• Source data
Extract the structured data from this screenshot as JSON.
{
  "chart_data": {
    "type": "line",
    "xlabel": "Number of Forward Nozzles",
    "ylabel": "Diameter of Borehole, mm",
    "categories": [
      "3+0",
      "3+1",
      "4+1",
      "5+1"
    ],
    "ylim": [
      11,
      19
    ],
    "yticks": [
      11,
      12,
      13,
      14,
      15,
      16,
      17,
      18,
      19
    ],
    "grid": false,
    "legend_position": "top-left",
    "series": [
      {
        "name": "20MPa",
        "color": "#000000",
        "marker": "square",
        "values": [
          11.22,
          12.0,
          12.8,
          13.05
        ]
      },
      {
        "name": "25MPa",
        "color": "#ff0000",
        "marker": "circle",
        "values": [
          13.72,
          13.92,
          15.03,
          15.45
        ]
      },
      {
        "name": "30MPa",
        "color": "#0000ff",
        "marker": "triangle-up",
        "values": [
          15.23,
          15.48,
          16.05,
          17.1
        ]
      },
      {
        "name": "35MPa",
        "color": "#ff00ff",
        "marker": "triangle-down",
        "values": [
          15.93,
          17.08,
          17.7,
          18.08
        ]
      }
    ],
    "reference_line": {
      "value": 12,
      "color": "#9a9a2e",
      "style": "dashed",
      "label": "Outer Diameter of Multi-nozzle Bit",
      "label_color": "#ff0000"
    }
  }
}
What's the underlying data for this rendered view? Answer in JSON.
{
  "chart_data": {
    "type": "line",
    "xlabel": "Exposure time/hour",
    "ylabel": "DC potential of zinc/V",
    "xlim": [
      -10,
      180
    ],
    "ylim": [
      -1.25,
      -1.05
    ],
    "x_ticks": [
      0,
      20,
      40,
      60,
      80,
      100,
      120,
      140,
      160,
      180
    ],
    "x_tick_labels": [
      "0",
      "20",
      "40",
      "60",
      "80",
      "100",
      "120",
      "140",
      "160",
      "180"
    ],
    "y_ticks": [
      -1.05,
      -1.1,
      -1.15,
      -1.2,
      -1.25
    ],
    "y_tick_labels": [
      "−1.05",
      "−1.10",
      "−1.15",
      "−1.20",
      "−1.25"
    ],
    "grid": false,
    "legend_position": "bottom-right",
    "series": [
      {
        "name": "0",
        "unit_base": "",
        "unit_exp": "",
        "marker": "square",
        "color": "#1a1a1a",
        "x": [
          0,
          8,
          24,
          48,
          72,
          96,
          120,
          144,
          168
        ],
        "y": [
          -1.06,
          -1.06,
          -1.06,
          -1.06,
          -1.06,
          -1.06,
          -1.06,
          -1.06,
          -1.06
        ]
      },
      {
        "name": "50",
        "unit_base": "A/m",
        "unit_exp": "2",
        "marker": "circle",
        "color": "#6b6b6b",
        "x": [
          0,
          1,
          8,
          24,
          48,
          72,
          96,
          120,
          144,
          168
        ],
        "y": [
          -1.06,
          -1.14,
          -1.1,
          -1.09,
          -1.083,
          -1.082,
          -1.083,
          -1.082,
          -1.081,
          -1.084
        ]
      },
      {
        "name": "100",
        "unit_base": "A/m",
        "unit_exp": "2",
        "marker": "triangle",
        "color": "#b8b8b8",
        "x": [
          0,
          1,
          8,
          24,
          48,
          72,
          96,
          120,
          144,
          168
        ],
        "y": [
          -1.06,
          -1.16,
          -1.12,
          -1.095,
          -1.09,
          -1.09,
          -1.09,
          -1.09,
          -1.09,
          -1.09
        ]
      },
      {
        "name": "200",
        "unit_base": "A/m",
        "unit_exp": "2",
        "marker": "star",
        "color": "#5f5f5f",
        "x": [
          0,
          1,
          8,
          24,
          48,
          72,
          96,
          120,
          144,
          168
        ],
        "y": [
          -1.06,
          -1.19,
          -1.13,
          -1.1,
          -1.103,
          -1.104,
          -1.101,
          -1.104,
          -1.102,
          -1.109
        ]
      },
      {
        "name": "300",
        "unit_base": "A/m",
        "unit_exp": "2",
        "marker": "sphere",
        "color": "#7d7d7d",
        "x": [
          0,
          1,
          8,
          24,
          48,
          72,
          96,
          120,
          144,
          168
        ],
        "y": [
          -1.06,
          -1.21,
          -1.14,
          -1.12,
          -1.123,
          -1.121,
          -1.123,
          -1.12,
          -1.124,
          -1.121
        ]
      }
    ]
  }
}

• WORK TO DO
Retype every record above exactly as written.

• REPLY
Extract the structured data from this screenshot as JSON.
{
  "chart_data": {
    "type": "line",
    "xlabel": "Number of Forward Nozzles",
    "ylabel": "Diameter of Borehole, mm",
    "categories": [
      "3+0",
      "3+1",
      "4+1",
      "5+1"
    ],
    "ylim": [
      11,
      19
    ],
    "yticks": [
      11,
      12,
      13,
      14,
      15,
      16,
      17,
      18,
      19
    ],
    "grid": false,
    "legend_position": "top-left",
    "series": [
      {
        "name": "20MPa",
        "color": "#000000",
        "marker": "square",
        "values": [
          11.22,
          12.0,
          12.8,
          13.05
        ]
      },
      {
        "name": "25MPa",
        "color": "#ff0000",
        "marker": "circle",
        "values": [
          13.72,
          13.92,
          15.03,
          15.45
        ]
      },
      {
        "name": "30MPa",
        "color": "#0000ff",
        "marker": "triangle-up",
        "values": [
          15.23,
          15.48,
          16.05,
          17.1
        ]
      },
      {
        "name": "35MPa",
        "color": "#ff00ff",
        "marker": "triangle-down",
        "values": [
          15.93,
          17.08,
          17.7,
          18.08
        ]
      }
    ],
    "reference_line": {
      "value": 12,
      "color": "#9a9a2e",
      "style": "dashed",
      "label": "Outer Diameter of Multi-nozzle Bit",
      "label_color": "#ff0000"
    }
  }
}
What's the underlying data for this rendered view? Answer in JSON.
{
  "chart_data": {
    "type": "line",
    "xlabel": "Exposure time/hour",
    "ylabel": "DC potential of zinc/V",
    "xlim": [
      -10,
      180
    ],
    "ylim": [
      -1.25,
      -1.05
    ],
    "x_ticks": [
      0,
      20,
      40,
      60,
      80,
      100,
      120,
      140,
      160,
      180
    ],
    "x_tick_labels": [
      "0",
      "20",
      "40",
      "60",
      "80",
      "100",
      "120",
      "140",
      "160",
      "180"
    ],
    "y_ticks": [
      -1.05,
      -1.1,
      -1.15,
      -1.2,
      -1.25
    ],
    "y_tick_labels": [
      "−1.05",
      "−1.10",
      "−1.15",
      "−1.20",
      "−1.25"
    ],
    "grid": false,
    "legend_position": "bottom-right",
    "series": [
      {
        "name": "0",
        "unit_base": "",
        "unit_exp": "",
        "marker": "square",
        "color": "#1a1a1a",
        "x": [
          0,
          8,
          24,
          48,
          72,
          96,
          120,
          144,
          168
        ],
        "y": [
          -1.06,
          -1.06,
          -1.06,
          -1.06,
          -1.06,
          -1.06,
          -1.06,
          -1.06,
          -1.06
        ]
      },
      {
        "name": "50",
        "unit_base": "A/m",
        "unit_exp": "2",
        "marker": "circle",
        "color": "#6b6b6b",
        "x": [
          0,
          1,
          8,
          24,
          48,
          72,
          96,
          120,
          144,
          168
        ],
        "y": [
          -1.06,
          -1.14,
          -1.1,
          -1.09,
          -1.083,
          -1.082,
          -1.083,
          -1.082,
          -1.081,
          -1.084
        ]
      },
      {
        "name": "100",
        "unit_base": "A/m",
        "unit_exp": "2",
        "marker": "triangle",
        "color": "#b8b8b8",
        "x": [
          0,
          1,
          8,
          24,
          48,
          72,
          96,
          120,
          144,
          168
        ],
        "y": [
          -1.06,
          -1.16,
          -1.12,
          -1.095,
          -1.09,
          -1.09,
          -1.09,
          -1.09,
          -1.09,
          -1.09
        ]
      },
      {
        "name": "200",
        "unit_base": "A/m",
        "unit_exp": "2",
        "marker": "star",
        "color": "#5f5f5f",
        "x": [
          0,
          1,
          8,
          24,
          48,
          72,
          96,
          120,
          144,
          168
        ],
        "y": [
          -1.06,
          -1.19,
          -1.13,
          -1.1,
          -1.103,
          -1.104,
          -1.101,
          -1.104,
          -1.102,
          -1.109
        ]
      },
      {
        "name": "300",
        "unit_base": "A/m",
        "unit_exp": "2",
        "marker": "sphere",
        "color": "#7d7d7d",
        "x": [
          0,
          1,
          8,
          24,
          48,
          72,
          96,
          120,
          144,
          168
        ],
        "y": [
          -1.06,
          -1.21,
          -1.14,
          -1.12,
          -1.123,
          -1.121,
          -1.123,
          -1.12,
          -1.124,
          -1.121
        ]
      }
    ]
  }
}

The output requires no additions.